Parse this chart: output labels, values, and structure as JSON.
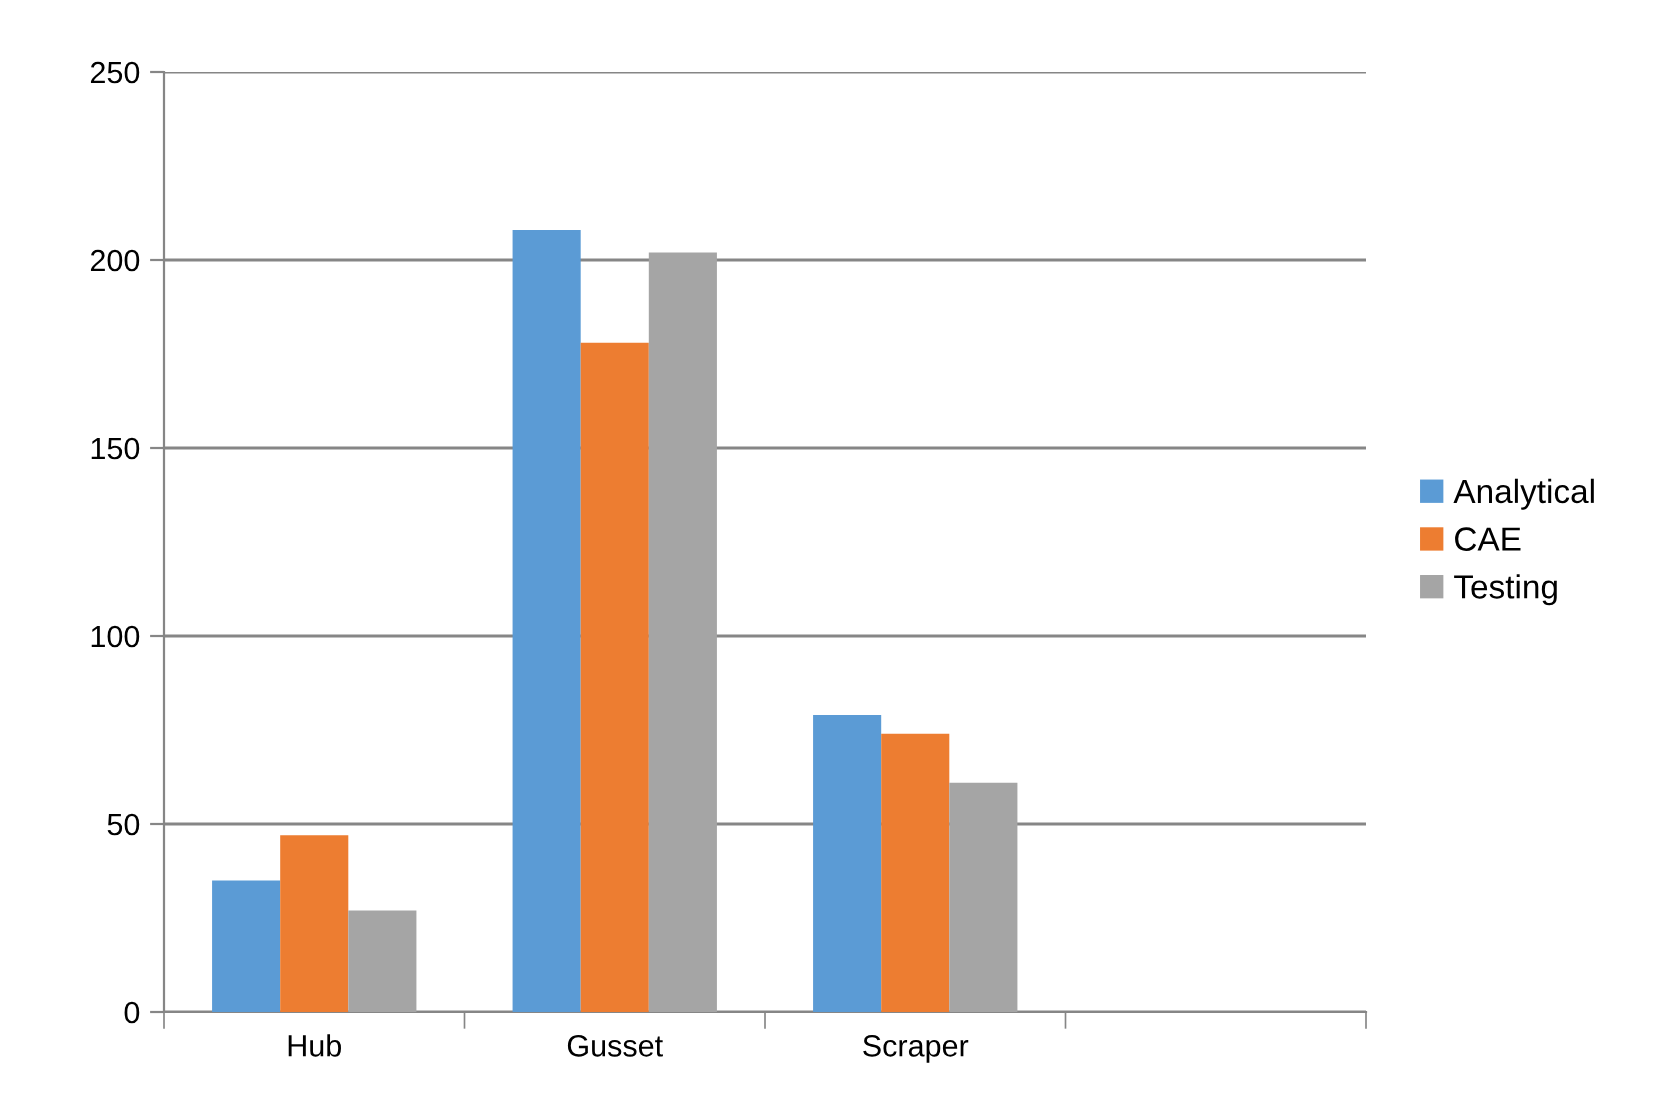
{
  "chart_data": {
    "type": "bar",
    "categories": [
      "Hub",
      "Gusset",
      "Scraper",
      null
    ],
    "series": [
      {
        "name": "Analytical",
        "color": "#5b9bd5",
        "values": [
          35,
          208,
          79,
          null
        ]
      },
      {
        "name": "CAE",
        "color": "#ed7d31",
        "values": [
          47,
          178,
          74,
          null
        ]
      },
      {
        "name": "Testing",
        "color": "#a5a5a5",
        "values": [
          27,
          202,
          61,
          null
        ]
      }
    ],
    "ylim": [
      0,
      250
    ],
    "yticks": [
      0,
      50,
      100,
      150,
      200,
      250
    ],
    "grid": "y",
    "legend": "right"
  }
}
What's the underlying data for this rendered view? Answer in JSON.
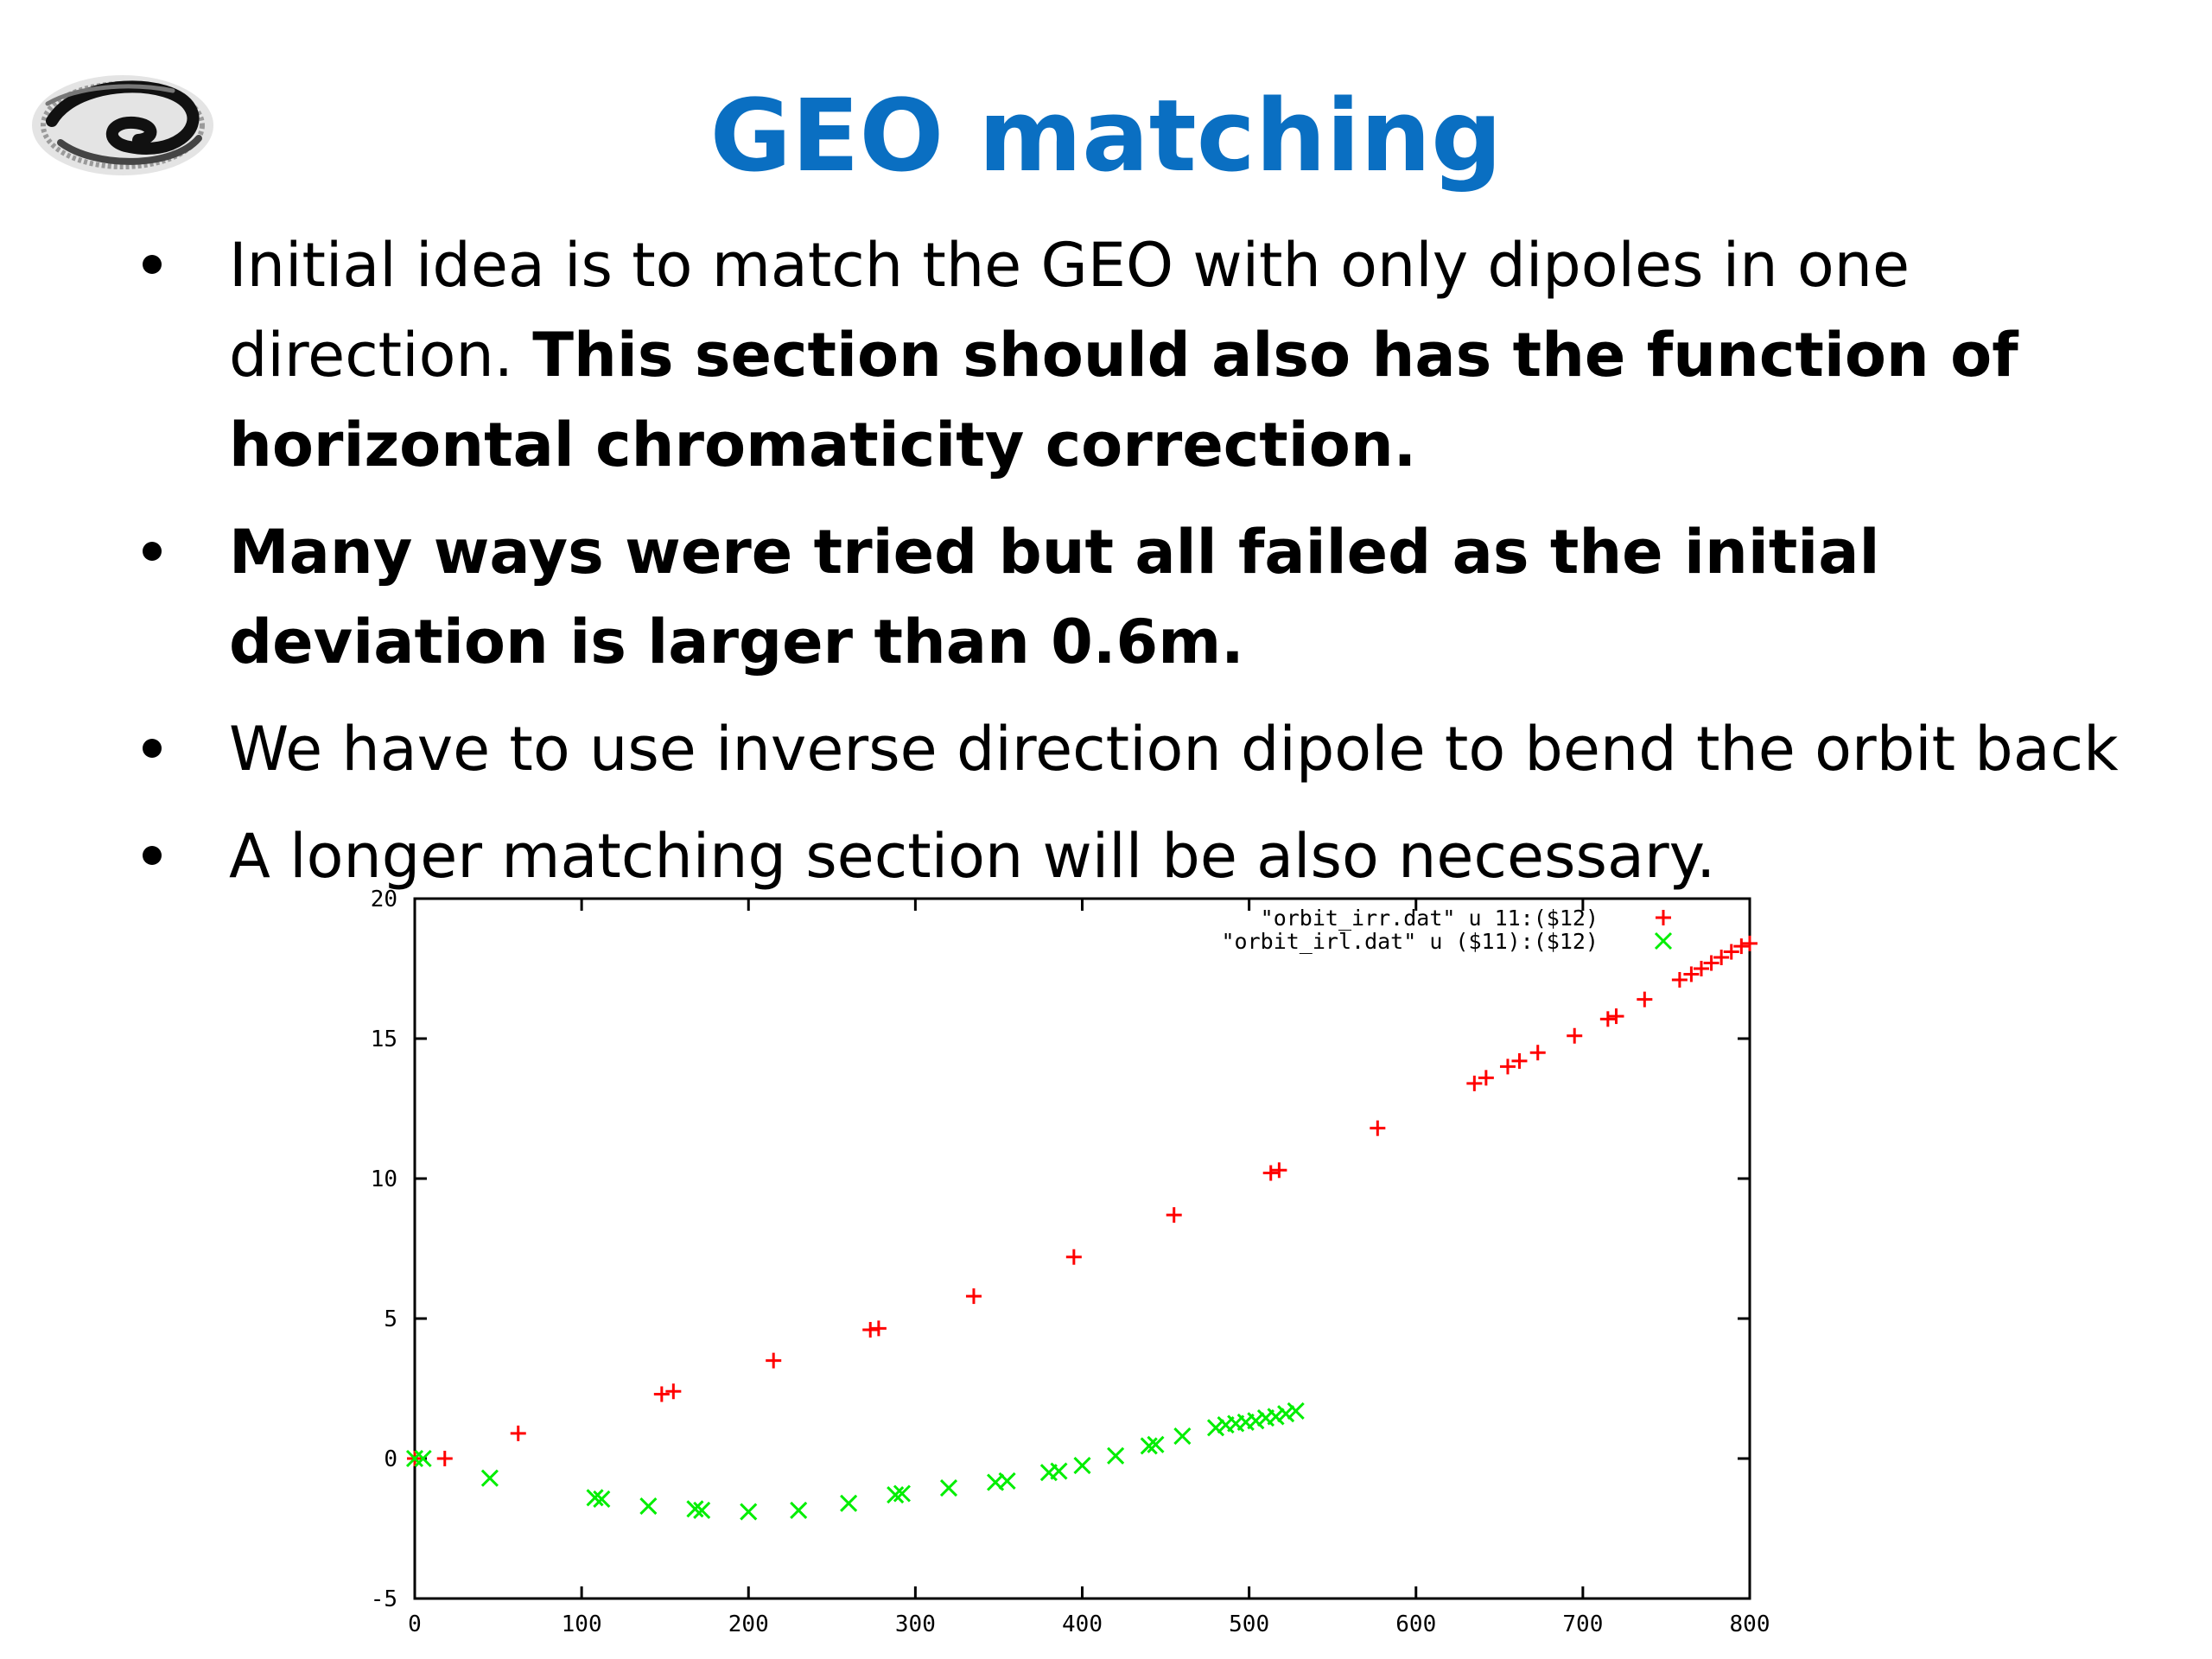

---*---

Write out the listing above again, exactly, but with no pictures in the copy.

Parse this chart: output labels, values, and structure as JSON.
{
  "chart_data": {
    "type": "bar",
    "categories": [
      "Hub",
      "Gusset",
      "Scraper",
      null
    ],
    "series": [
      {
        "name": "Analytical",
        "color": "#5b9bd5",
        "values": [
          35,
          208,
          79,
          null
        ]
      },
      {
        "name": "CAE",
        "color": "#ed7d31",
        "values": [
          47,
          178,
          74,
          null
        ]
      },
      {
        "name": "Testing",
        "color": "#a5a5a5",
        "values": [
          27,
          202,
          61,
          null
        ]
      }
    ],
    "ylim": [
      0,
      250
    ],
    "yticks": [
      0,
      50,
      100,
      150,
      200,
      250
    ],
    "grid": "y",
    "legend": "right"
  }
}
What's the underlying data for this rendered view? Answer in JSON.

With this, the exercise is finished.